Task directions >> Return each line of the data below exactly, omitting any pictures.

** begin Data supplied **

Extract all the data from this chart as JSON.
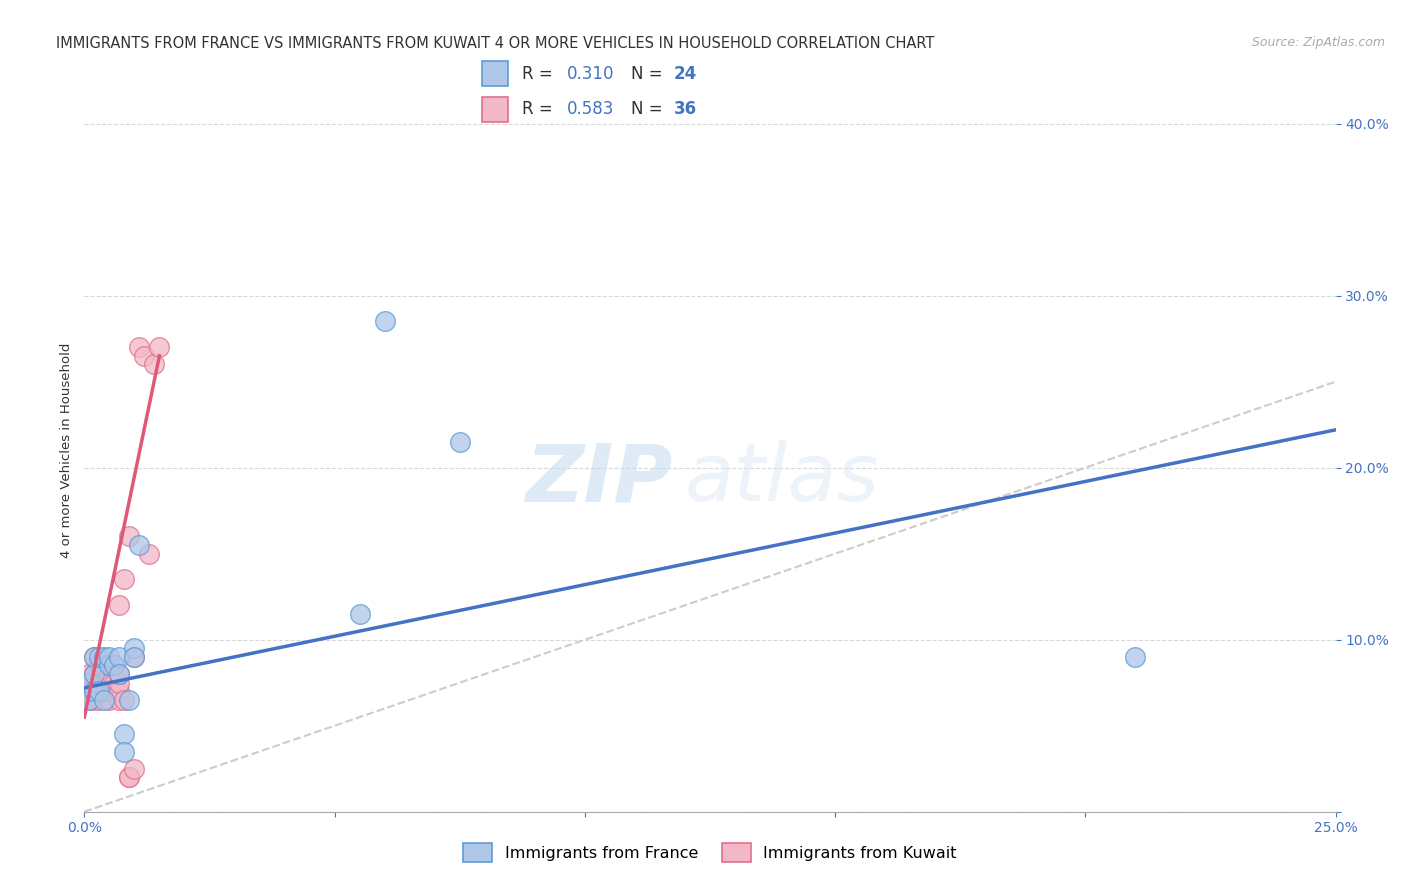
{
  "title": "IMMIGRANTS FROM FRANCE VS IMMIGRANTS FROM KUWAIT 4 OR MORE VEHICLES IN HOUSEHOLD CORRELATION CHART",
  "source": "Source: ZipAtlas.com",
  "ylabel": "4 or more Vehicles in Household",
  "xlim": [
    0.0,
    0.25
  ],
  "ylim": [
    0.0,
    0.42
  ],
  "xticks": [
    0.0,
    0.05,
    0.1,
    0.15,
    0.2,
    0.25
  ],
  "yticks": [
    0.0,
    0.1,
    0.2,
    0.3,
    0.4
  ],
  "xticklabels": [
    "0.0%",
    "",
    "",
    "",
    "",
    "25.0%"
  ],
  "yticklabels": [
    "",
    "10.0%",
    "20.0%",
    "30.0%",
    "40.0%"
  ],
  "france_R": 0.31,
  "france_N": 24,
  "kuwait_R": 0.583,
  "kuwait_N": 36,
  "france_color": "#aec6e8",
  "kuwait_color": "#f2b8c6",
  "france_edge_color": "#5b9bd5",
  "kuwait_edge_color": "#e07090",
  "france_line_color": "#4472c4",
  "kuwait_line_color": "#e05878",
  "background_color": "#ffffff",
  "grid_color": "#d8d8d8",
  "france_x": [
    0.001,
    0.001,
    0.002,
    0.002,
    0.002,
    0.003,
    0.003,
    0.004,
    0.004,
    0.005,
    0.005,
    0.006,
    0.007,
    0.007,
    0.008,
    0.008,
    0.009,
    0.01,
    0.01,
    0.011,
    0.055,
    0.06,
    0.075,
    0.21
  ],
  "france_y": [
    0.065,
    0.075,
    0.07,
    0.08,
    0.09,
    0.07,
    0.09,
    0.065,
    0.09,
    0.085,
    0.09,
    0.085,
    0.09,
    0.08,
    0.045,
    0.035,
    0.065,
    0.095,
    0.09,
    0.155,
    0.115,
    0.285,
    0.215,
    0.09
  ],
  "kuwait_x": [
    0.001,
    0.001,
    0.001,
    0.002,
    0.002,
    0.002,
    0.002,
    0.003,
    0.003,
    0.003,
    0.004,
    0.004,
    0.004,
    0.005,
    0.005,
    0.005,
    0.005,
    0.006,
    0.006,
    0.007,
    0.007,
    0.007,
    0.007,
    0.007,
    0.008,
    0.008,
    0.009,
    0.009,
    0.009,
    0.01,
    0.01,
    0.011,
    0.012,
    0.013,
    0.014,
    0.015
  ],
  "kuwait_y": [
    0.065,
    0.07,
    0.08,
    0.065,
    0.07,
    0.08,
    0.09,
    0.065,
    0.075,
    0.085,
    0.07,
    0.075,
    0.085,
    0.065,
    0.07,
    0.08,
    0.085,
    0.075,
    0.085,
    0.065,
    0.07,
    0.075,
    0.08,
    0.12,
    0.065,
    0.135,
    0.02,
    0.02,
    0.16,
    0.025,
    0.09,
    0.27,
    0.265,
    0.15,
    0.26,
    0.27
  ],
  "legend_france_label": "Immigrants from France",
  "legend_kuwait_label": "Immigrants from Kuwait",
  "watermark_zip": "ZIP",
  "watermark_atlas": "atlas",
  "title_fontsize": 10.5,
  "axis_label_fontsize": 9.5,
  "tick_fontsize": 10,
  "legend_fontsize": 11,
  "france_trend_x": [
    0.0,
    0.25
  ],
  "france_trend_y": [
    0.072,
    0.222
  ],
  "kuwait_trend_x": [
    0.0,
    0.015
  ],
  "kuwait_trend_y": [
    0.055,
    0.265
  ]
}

** end Data supplied **

Solution to the exercise >>
Extract all the data from this chart as JSON.
{
  "title": "IMMIGRANTS FROM FRANCE VS IMMIGRANTS FROM KUWAIT 4 OR MORE VEHICLES IN HOUSEHOLD CORRELATION CHART",
  "source": "Source: ZipAtlas.com",
  "ylabel": "4 or more Vehicles in Household",
  "xlim": [
    0.0,
    0.25
  ],
  "ylim": [
    0.0,
    0.42
  ],
  "xticks": [
    0.0,
    0.05,
    0.1,
    0.15,
    0.2,
    0.25
  ],
  "yticks": [
    0.0,
    0.1,
    0.2,
    0.3,
    0.4
  ],
  "xticklabels": [
    "0.0%",
    "",
    "",
    "",
    "",
    "25.0%"
  ],
  "yticklabels": [
    "",
    "10.0%",
    "20.0%",
    "30.0%",
    "40.0%"
  ],
  "france_R": 0.31,
  "france_N": 24,
  "kuwait_R": 0.583,
  "kuwait_N": 36,
  "france_color": "#aec6e8",
  "kuwait_color": "#f2b8c6",
  "france_edge_color": "#5b9bd5",
  "kuwait_edge_color": "#e07090",
  "france_line_color": "#4472c4",
  "kuwait_line_color": "#e05878",
  "background_color": "#ffffff",
  "grid_color": "#d8d8d8",
  "france_x": [
    0.001,
    0.001,
    0.002,
    0.002,
    0.002,
    0.003,
    0.003,
    0.004,
    0.004,
    0.005,
    0.005,
    0.006,
    0.007,
    0.007,
    0.008,
    0.008,
    0.009,
    0.01,
    0.01,
    0.011,
    0.055,
    0.06,
    0.075,
    0.21
  ],
  "france_y": [
    0.065,
    0.075,
    0.07,
    0.08,
    0.09,
    0.07,
    0.09,
    0.065,
    0.09,
    0.085,
    0.09,
    0.085,
    0.09,
    0.08,
    0.045,
    0.035,
    0.065,
    0.095,
    0.09,
    0.155,
    0.115,
    0.285,
    0.215,
    0.09
  ],
  "kuwait_x": [
    0.001,
    0.001,
    0.001,
    0.002,
    0.002,
    0.002,
    0.002,
    0.003,
    0.003,
    0.003,
    0.004,
    0.004,
    0.004,
    0.005,
    0.005,
    0.005,
    0.005,
    0.006,
    0.006,
    0.007,
    0.007,
    0.007,
    0.007,
    0.007,
    0.008,
    0.008,
    0.009,
    0.009,
    0.009,
    0.01,
    0.01,
    0.011,
    0.012,
    0.013,
    0.014,
    0.015
  ],
  "kuwait_y": [
    0.065,
    0.07,
    0.08,
    0.065,
    0.07,
    0.08,
    0.09,
    0.065,
    0.075,
    0.085,
    0.07,
    0.075,
    0.085,
    0.065,
    0.07,
    0.08,
    0.085,
    0.075,
    0.085,
    0.065,
    0.07,
    0.075,
    0.08,
    0.12,
    0.065,
    0.135,
    0.02,
    0.02,
    0.16,
    0.025,
    0.09,
    0.27,
    0.265,
    0.15,
    0.26,
    0.27
  ],
  "legend_france_label": "Immigrants from France",
  "legend_kuwait_label": "Immigrants from Kuwait",
  "watermark_zip": "ZIP",
  "watermark_atlas": "atlas",
  "title_fontsize": 10.5,
  "axis_label_fontsize": 9.5,
  "tick_fontsize": 10,
  "legend_fontsize": 11,
  "france_trend_x": [
    0.0,
    0.25
  ],
  "france_trend_y": [
    0.072,
    0.222
  ],
  "kuwait_trend_x": [
    0.0,
    0.015
  ],
  "kuwait_trend_y": [
    0.055,
    0.265
  ]
}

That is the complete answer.